▸ **WHAT THE TASK REQUIRES**: Check every line of the entries that follow, and copy the ones containing "TKANINY".

++++++++++

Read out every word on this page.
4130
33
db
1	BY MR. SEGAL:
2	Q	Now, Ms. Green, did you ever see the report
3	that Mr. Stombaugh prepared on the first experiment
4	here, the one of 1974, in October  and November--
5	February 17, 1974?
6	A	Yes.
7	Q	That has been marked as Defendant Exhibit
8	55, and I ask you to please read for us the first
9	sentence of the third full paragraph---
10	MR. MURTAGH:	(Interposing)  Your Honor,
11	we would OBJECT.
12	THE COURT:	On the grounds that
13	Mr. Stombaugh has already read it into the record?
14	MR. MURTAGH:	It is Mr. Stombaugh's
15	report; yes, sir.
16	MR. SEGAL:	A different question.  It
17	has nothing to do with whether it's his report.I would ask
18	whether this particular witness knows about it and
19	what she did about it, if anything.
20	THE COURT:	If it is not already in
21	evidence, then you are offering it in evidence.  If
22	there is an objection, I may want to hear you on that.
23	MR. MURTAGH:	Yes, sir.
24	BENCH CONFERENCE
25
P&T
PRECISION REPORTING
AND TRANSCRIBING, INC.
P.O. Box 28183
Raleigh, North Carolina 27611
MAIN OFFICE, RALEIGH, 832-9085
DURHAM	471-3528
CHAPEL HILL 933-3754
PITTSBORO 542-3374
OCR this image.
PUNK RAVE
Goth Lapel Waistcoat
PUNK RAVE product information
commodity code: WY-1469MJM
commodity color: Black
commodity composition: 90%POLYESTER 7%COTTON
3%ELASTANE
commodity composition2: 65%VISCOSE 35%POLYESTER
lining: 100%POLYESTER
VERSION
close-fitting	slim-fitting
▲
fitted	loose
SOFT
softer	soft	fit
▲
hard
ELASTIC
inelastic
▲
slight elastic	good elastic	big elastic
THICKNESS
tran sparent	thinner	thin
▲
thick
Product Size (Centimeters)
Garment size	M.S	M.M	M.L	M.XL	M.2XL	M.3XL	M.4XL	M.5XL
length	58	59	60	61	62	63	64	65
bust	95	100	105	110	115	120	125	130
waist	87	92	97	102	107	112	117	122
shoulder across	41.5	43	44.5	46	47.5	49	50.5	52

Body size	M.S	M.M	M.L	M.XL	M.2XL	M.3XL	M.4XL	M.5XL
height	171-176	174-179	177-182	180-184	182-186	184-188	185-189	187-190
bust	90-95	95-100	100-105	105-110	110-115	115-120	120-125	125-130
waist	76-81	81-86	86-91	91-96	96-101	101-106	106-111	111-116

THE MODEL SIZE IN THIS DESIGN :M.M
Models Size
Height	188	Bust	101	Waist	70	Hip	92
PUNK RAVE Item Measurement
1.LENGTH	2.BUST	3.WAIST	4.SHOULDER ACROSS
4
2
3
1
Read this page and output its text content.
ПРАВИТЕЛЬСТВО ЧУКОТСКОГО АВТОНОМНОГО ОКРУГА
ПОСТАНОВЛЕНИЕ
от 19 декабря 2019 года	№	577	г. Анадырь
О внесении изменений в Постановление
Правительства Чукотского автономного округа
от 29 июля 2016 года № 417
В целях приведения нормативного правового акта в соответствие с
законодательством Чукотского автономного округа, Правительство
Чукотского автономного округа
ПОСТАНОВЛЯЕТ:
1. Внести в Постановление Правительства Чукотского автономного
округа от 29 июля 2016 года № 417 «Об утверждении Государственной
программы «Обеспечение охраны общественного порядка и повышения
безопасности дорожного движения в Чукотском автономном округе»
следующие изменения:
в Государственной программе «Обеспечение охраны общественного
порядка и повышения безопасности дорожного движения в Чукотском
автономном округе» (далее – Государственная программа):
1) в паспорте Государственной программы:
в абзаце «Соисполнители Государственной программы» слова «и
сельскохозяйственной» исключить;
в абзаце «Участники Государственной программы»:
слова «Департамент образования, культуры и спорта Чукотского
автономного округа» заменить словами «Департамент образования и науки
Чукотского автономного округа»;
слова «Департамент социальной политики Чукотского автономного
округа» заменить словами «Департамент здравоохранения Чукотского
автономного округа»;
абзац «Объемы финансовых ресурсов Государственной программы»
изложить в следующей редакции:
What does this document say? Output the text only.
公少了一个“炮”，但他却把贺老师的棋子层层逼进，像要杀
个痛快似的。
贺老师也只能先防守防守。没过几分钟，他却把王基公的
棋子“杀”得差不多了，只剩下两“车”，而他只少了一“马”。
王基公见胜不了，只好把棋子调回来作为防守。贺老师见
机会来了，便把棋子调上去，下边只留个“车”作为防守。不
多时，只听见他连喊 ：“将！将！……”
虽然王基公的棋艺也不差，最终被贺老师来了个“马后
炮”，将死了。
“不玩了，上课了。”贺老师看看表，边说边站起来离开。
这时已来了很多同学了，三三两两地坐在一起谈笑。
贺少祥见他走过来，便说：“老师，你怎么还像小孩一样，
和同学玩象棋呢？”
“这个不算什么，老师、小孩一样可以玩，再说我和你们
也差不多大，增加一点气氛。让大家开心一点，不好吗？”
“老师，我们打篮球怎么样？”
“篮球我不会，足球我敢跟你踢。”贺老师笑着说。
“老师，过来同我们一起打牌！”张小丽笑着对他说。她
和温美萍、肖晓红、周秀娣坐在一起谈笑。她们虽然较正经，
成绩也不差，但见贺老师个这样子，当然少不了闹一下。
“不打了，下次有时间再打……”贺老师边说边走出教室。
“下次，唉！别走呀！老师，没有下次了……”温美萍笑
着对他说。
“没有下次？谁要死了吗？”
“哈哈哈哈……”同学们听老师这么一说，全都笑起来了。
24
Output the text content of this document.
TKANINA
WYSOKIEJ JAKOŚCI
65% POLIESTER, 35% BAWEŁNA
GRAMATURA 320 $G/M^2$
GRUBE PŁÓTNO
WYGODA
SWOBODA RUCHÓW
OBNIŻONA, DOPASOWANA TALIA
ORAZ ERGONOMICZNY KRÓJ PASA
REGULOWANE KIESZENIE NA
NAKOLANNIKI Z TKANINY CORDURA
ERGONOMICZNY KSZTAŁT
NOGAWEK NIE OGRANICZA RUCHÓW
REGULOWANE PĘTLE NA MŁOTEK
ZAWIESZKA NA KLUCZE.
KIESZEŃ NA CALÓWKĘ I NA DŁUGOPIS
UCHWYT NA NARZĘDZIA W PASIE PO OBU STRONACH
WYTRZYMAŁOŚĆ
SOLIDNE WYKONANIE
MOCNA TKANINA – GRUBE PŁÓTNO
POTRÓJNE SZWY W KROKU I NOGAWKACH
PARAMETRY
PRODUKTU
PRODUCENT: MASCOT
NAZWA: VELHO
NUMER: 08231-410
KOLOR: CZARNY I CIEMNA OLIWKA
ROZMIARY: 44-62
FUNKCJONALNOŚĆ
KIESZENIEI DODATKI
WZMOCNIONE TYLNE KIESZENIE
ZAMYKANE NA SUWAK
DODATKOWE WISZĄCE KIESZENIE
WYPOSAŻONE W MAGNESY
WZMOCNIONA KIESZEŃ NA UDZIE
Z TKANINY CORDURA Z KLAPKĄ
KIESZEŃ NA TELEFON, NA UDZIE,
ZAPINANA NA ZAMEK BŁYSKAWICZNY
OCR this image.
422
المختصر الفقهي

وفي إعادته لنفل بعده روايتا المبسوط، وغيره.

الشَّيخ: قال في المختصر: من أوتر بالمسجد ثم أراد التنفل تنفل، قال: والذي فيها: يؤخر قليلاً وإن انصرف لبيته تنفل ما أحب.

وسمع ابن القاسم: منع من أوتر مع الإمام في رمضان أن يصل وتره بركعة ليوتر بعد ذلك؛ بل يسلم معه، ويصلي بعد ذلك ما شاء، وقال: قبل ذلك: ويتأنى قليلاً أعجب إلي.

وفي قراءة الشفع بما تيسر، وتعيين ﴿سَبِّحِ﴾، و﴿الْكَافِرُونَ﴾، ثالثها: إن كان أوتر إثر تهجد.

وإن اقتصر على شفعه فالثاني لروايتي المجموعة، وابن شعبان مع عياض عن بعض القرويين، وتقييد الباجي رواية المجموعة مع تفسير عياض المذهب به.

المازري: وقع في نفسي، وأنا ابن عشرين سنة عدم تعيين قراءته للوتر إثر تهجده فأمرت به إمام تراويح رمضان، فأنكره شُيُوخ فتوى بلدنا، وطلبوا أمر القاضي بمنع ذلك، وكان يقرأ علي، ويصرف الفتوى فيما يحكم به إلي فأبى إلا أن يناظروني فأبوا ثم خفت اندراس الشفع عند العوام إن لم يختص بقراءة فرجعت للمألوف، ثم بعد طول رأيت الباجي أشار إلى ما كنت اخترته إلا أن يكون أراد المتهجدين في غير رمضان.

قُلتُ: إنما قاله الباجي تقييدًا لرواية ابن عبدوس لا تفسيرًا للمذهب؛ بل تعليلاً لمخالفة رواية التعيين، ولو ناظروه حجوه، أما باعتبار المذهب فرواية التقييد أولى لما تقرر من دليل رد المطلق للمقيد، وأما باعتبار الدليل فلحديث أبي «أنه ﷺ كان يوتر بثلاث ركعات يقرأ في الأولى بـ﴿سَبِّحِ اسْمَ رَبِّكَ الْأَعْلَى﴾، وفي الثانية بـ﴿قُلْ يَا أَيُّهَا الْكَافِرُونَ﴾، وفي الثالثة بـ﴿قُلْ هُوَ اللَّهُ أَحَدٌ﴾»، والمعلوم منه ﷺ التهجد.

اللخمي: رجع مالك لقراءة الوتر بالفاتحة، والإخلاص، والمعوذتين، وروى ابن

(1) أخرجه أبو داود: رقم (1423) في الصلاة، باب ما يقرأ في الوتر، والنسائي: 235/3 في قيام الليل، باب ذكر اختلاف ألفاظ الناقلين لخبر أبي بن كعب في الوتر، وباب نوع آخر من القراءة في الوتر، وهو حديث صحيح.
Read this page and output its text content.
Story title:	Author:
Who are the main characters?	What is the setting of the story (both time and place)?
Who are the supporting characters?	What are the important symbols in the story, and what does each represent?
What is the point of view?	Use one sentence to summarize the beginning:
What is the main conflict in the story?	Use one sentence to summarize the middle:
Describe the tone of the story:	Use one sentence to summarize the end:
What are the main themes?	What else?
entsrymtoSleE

++++++++++

▸ **RESULT**:
NAKOLANNIKI Z TKANINY CORDURA
Z TKANINY CORDURA Z KLAPKĄ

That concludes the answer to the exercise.